The exercise:
Take each line containing "will" and report it exactly as written.

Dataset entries
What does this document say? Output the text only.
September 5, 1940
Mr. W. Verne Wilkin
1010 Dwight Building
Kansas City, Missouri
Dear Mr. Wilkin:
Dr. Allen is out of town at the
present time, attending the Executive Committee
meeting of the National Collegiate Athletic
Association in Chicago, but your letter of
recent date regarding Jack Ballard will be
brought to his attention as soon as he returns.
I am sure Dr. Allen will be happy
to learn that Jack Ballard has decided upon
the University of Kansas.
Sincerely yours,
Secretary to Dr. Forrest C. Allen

Output for this exercise:
recent date regarding Jack Ballard will be
I am sure Dr. Allen will be happy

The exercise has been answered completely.